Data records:

========================================

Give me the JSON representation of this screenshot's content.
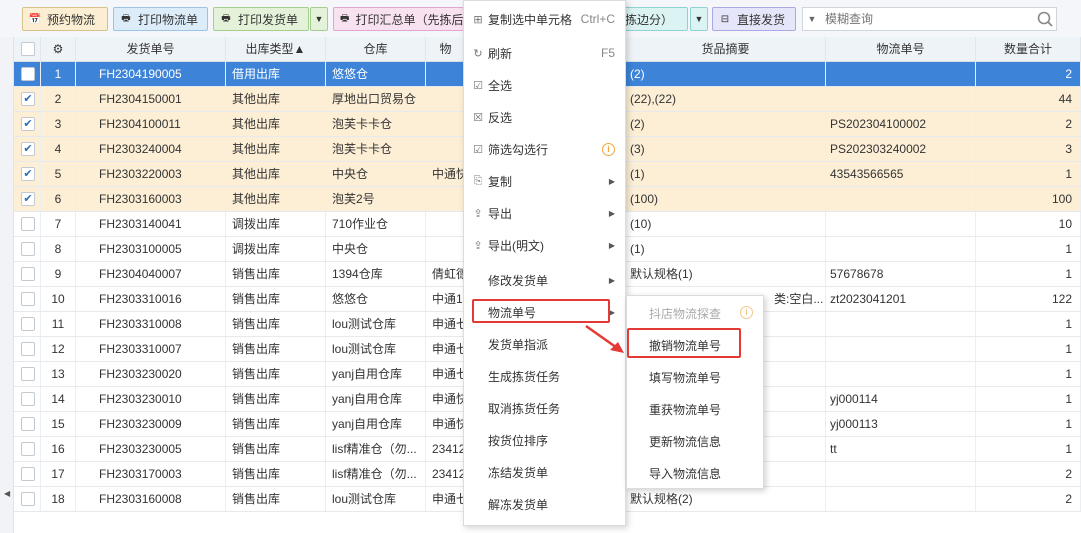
{
  "toolbar": {
    "buttons": [
      {
        "label": "预约物流",
        "icon": "calendar-icon"
      },
      {
        "label": "打印物流单",
        "icon": "printer-icon"
      },
      {
        "label": "打印发货单",
        "icon": "printer-icon"
      },
      {
        "label": "打印汇总单（先拣后分）",
        "icon": "printer-icon"
      },
      {
        "label": "拣边分）",
        "icon": ""
      },
      {
        "label": "直接发货",
        "icon": "ship-icon"
      }
    ],
    "search_placeholder": "模糊查询"
  },
  "columns": {
    "seq": "",
    "gear": "⚙",
    "order_no": "发货单号",
    "type": "出库类型▲",
    "warehouse": "仓库",
    "logistics": "物",
    "goods": "货品摘要",
    "tracking": "物流单号",
    "qty": "数量合计"
  },
  "rows": [
    {
      "n": "1",
      "checked": false,
      "state": "active",
      "order": "FH2304190005",
      "type": "借用出库",
      "wh": "悠悠仓",
      "log": "",
      "goods": "(2)",
      "track": "",
      "qty": "2"
    },
    {
      "n": "2",
      "checked": true,
      "state": "sel",
      "order": "FH2304150001",
      "type": "其他出库",
      "wh": "厚地出口贸易仓",
      "log": "",
      "goods": "(22),(22)",
      "track": "",
      "qty": "44"
    },
    {
      "n": "3",
      "checked": true,
      "state": "sel",
      "order": "FH2304100011",
      "type": "其他出库",
      "wh": "泡芙卡卡仓",
      "log": "",
      "goods": "(2)",
      "track": "PS202304100002",
      "qty": "2"
    },
    {
      "n": "4",
      "checked": true,
      "state": "sel",
      "order": "FH2303240004",
      "type": "其他出库",
      "wh": "泡芙卡卡仓",
      "log": "",
      "goods": "(3)",
      "track": "PS202303240002",
      "qty": "3"
    },
    {
      "n": "5",
      "checked": true,
      "state": "sel",
      "order": "FH2303220003",
      "type": "其他出库",
      "wh": "中央仓",
      "log": "中通快",
      "goods": "(1)",
      "track": "43543566565",
      "qty": "1"
    },
    {
      "n": "6",
      "checked": true,
      "state": "sel",
      "order": "FH2303160003",
      "type": "其他出库",
      "wh": "泡芙2号",
      "log": "",
      "goods": "(100)",
      "track": "",
      "qty": "100"
    },
    {
      "n": "7",
      "checked": false,
      "state": "",
      "order": "FH2303140041",
      "type": "调拨出库",
      "wh": "710作业仓",
      "log": "",
      "goods": "(10)",
      "track": "",
      "qty": "10"
    },
    {
      "n": "8",
      "checked": false,
      "state": "",
      "order": "FH2303100005",
      "type": "调拨出库",
      "wh": "中央仓",
      "log": "",
      "goods": "(1)",
      "track": "",
      "qty": "1"
    },
    {
      "n": "9",
      "checked": false,
      "state": "",
      "order": "FH2304040007",
      "type": "销售出库",
      "wh": "1394仓库",
      "log": "倩虹德",
      "goods": "默认规格(1)",
      "track": "57678678",
      "qty": "1"
    },
    {
      "n": "10",
      "checked": false,
      "state": "",
      "order": "FH2303310016",
      "type": "销售出库",
      "wh": "悠悠仓",
      "log": "中通1",
      "goods": "",
      "goods_tail": "类:空白...",
      "track": "zt2023041201",
      "qty": "122"
    },
    {
      "n": "11",
      "checked": false,
      "state": "",
      "order": "FH2303310008",
      "type": "销售出库",
      "wh": "lou测试仓库",
      "log": "申通七",
      "goods": "",
      "track": "",
      "qty": "1"
    },
    {
      "n": "12",
      "checked": false,
      "state": "",
      "order": "FH2303310007",
      "type": "销售出库",
      "wh": "lou测试仓库",
      "log": "申通七",
      "goods": "",
      "track": "",
      "qty": "1"
    },
    {
      "n": "13",
      "checked": false,
      "state": "",
      "order": "FH2303230020",
      "type": "销售出库",
      "wh": "yanj自用仓库",
      "log": "申通七",
      "goods": "",
      "track": "",
      "qty": "1"
    },
    {
      "n": "14",
      "checked": false,
      "state": "",
      "order": "FH2303230010",
      "type": "销售出库",
      "wh": "yanj自用仓库",
      "log": "申通快",
      "goods": "",
      "track": "yj000114",
      "qty": "1"
    },
    {
      "n": "15",
      "checked": false,
      "state": "",
      "order": "FH2303230009",
      "type": "销售出库",
      "wh": "yanj自用仓库",
      "log": "申通快",
      "goods": "",
      "track": "yj000113",
      "qty": "1"
    },
    {
      "n": "16",
      "checked": false,
      "state": "",
      "order": "FH2303230005",
      "type": "销售出库",
      "wh": "lisf精准仓（勿...",
      "log": "23412",
      "goods": "",
      "track": "tt",
      "qty": "1"
    },
    {
      "n": "17",
      "checked": false,
      "state": "",
      "order": "FH2303170003",
      "type": "销售出库",
      "wh": "lisf精准仓（勿...",
      "log": "23412",
      "goods": "",
      "track": "",
      "qty": "2"
    },
    {
      "n": "18",
      "checked": false,
      "state": "",
      "order": "FH2303160008",
      "type": "销售出库",
      "wh": "lou测试仓库",
      "log": "申通七",
      "goods": "默认规格(2)",
      "track": "",
      "qty": "2"
    }
  ],
  "context_menu": {
    "items": [
      {
        "label": "复制选中单元格",
        "icon": "grid-icon",
        "shortcut": "Ctrl+C"
      },
      {
        "label": "刷新",
        "icon": "refresh-icon",
        "shortcut": "F5"
      },
      {
        "label": "全选",
        "icon": "select-all-icon"
      },
      {
        "label": "反选",
        "icon": "invert-select-icon"
      },
      {
        "label": "筛选勾选行",
        "icon": "filter-check-icon",
        "warn": "i"
      },
      {
        "label": "复制",
        "icon": "copy-icon",
        "sub": "▶"
      },
      {
        "label": "导出",
        "icon": "export-icon",
        "sub": "▶"
      },
      {
        "label": "导出(明文)",
        "icon": "export-icon",
        "sub": "▶"
      },
      {
        "label": "修改发货单",
        "sub": "▶"
      },
      {
        "label": "物流单号",
        "sub": "▶"
      },
      {
        "label": "发货单指派"
      },
      {
        "label": "生成拣货任务"
      },
      {
        "label": "取消拣货任务"
      },
      {
        "label": "按货位排序"
      },
      {
        "label": "冻结发货单"
      },
      {
        "label": "解冻发货单"
      }
    ]
  },
  "submenu": {
    "items": [
      {
        "label": "抖店物流探查",
        "disabled": true,
        "warn": "i"
      },
      {
        "label": "撤销物流单号"
      },
      {
        "label": "填写物流单号"
      },
      {
        "label": "重获物流单号"
      },
      {
        "label": "更新物流信息"
      },
      {
        "label": "导入物流信息"
      }
    ]
  },
  "colors": {
    "active_row": "#3d84d9",
    "selected_row": "#fcefd6",
    "highlight": "#e53935"
  }
}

========================================

Reproduce each entry precisely, dropping only the pictures.

Give me the JSON representation of this screenshot's content.
{
  "toolbar": {
    "buttons": [
      {
        "label": "预约物流",
        "icon": "calendar-icon"
      },
      {
        "label": "打印物流单",
        "icon": "printer-icon"
      },
      {
        "label": "打印发货单",
        "icon": "printer-icon"
      },
      {
        "label": "打印汇总单（先拣后分）",
        "icon": "printer-icon"
      },
      {
        "label": "拣边分）",
        "icon": ""
      },
      {
        "label": "直接发货",
        "icon": "ship-icon"
      }
    ],
    "search_placeholder": "模糊查询"
  },
  "columns": {
    "seq": "",
    "gear": "⚙",
    "order_no": "发货单号",
    "type": "出库类型▲",
    "warehouse": "仓库",
    "logistics": "物",
    "goods": "货品摘要",
    "tracking": "物流单号",
    "qty": "数量合计"
  },
  "rows": [
    {
      "n": "1",
      "checked": false,
      "state": "active",
      "order": "FH2304190005",
      "type": "借用出库",
      "wh": "悠悠仓",
      "log": "",
      "goods": "(2)",
      "track": "",
      "qty": "2"
    },
    {
      "n": "2",
      "checked": true,
      "state": "sel",
      "order": "FH2304150001",
      "type": "其他出库",
      "wh": "厚地出口贸易仓",
      "log": "",
      "goods": "(22),(22)",
      "track": "",
      "qty": "44"
    },
    {
      "n": "3",
      "checked": true,
      "state": "sel",
      "order": "FH2304100011",
      "type": "其他出库",
      "wh": "泡芙卡卡仓",
      "log": "",
      "goods": "(2)",
      "track": "PS202304100002",
      "qty": "2"
    },
    {
      "n": "4",
      "checked": true,
      "state": "sel",
      "order": "FH2303240004",
      "type": "其他出库",
      "wh": "泡芙卡卡仓",
      "log": "",
      "goods": "(3)",
      "track": "PS202303240002",
      "qty": "3"
    },
    {
      "n": "5",
      "checked": true,
      "state": "sel",
      "order": "FH2303220003",
      "type": "其他出库",
      "wh": "中央仓",
      "log": "中通快",
      "goods": "(1)",
      "track": "43543566565",
      "qty": "1"
    },
    {
      "n": "6",
      "checked": true,
      "state": "sel",
      "order": "FH2303160003",
      "type": "其他出库",
      "wh": "泡芙2号",
      "log": "",
      "goods": "(100)",
      "track": "",
      "qty": "100"
    },
    {
      "n": "7",
      "checked": false,
      "state": "",
      "order": "FH2303140041",
      "type": "调拨出库",
      "wh": "710作业仓",
      "log": "",
      "goods": "(10)",
      "track": "",
      "qty": "10"
    },
    {
      "n": "8",
      "checked": false,
      "state": "",
      "order": "FH2303100005",
      "type": "调拨出库",
      "wh": "中央仓",
      "log": "",
      "goods": "(1)",
      "track": "",
      "qty": "1"
    },
    {
      "n": "9",
      "checked": false,
      "state": "",
      "order": "FH2304040007",
      "type": "销售出库",
      "wh": "1394仓库",
      "log": "倩虹德",
      "goods": "默认规格(1)",
      "track": "57678678",
      "qty": "1"
    },
    {
      "n": "10",
      "checked": false,
      "state": "",
      "order": "FH2303310016",
      "type": "销售出库",
      "wh": "悠悠仓",
      "log": "中通1",
      "goods": "",
      "goods_tail": "类:空白...",
      "track": "zt2023041201",
      "qty": "122"
    },
    {
      "n": "11",
      "checked": false,
      "state": "",
      "order": "FH2303310008",
      "type": "销售出库",
      "wh": "lou测试仓库",
      "log": "申通七",
      "goods": "",
      "track": "",
      "qty": "1"
    },
    {
      "n": "12",
      "checked": false,
      "state": "",
      "order": "FH2303310007",
      "type": "销售出库",
      "wh": "lou测试仓库",
      "log": "申通七",
      "goods": "",
      "track": "",
      "qty": "1"
    },
    {
      "n": "13",
      "checked": false,
      "state": "",
      "order": "FH2303230020",
      "type": "销售出库",
      "wh": "yanj自用仓库",
      "log": "申通七",
      "goods": "",
      "track": "",
      "qty": "1"
    },
    {
      "n": "14",
      "checked": false,
      "state": "",
      "order": "FH2303230010",
      "type": "销售出库",
      "wh": "yanj自用仓库",
      "log": "申通快",
      "goods": "",
      "track": "yj000114",
      "qty": "1"
    },
    {
      "n": "15",
      "checked": false,
      "state": "",
      "order": "FH2303230009",
      "type": "销售出库",
      "wh": "yanj自用仓库",
      "log": "申通快",
      "goods": "",
      "track": "yj000113",
      "qty": "1"
    },
    {
      "n": "16",
      "checked": false,
      "state": "",
      "order": "FH2303230005",
      "type": "销售出库",
      "wh": "lisf精准仓（勿...",
      "log": "23412",
      "goods": "",
      "track": "tt",
      "qty": "1"
    },
    {
      "n": "17",
      "checked": false,
      "state": "",
      "order": "FH2303170003",
      "type": "销售出库",
      "wh": "lisf精准仓（勿...",
      "log": "23412",
      "goods": "",
      "track": "",
      "qty": "2"
    },
    {
      "n": "18",
      "checked": false,
      "state": "",
      "order": "FH2303160008",
      "type": "销售出库",
      "wh": "lou测试仓库",
      "log": "申通七",
      "goods": "默认规格(2)",
      "track": "",
      "qty": "2"
    }
  ],
  "context_menu": {
    "items": [
      {
        "label": "复制选中单元格",
        "icon": "grid-icon",
        "shortcut": "Ctrl+C"
      },
      {
        "label": "刷新",
        "icon": "refresh-icon",
        "shortcut": "F5"
      },
      {
        "label": "全选",
        "icon": "select-all-icon"
      },
      {
        "label": "反选",
        "icon": "invert-select-icon"
      },
      {
        "label": "筛选勾选行",
        "icon": "filter-check-icon",
        "warn": "i"
      },
      {
        "label": "复制",
        "icon": "copy-icon",
        "sub": "▶"
      },
      {
        "label": "导出",
        "icon": "export-icon",
        "sub": "▶"
      },
      {
        "label": "导出(明文)",
        "icon": "export-icon",
        "sub": "▶"
      },
      {
        "label": "修改发货单",
        "sub": "▶"
      },
      {
        "label": "物流单号",
        "sub": "▶"
      },
      {
        "label": "发货单指派"
      },
      {
        "label": "生成拣货任务"
      },
      {
        "label": "取消拣货任务"
      },
      {
        "label": "按货位排序"
      },
      {
        "label": "冻结发货单"
      },
      {
        "label": "解冻发货单"
      }
    ]
  },
  "submenu": {
    "items": [
      {
        "label": "抖店物流探查",
        "disabled": true,
        "warn": "i"
      },
      {
        "label": "撤销物流单号"
      },
      {
        "label": "填写物流单号"
      },
      {
        "label": "重获物流单号"
      },
      {
        "label": "更新物流信息"
      },
      {
        "label": "导入物流信息"
      }
    ]
  },
  "colors": {
    "active_row": "#3d84d9",
    "selected_row": "#fcefd6",
    "highlight": "#e53935"
  }
}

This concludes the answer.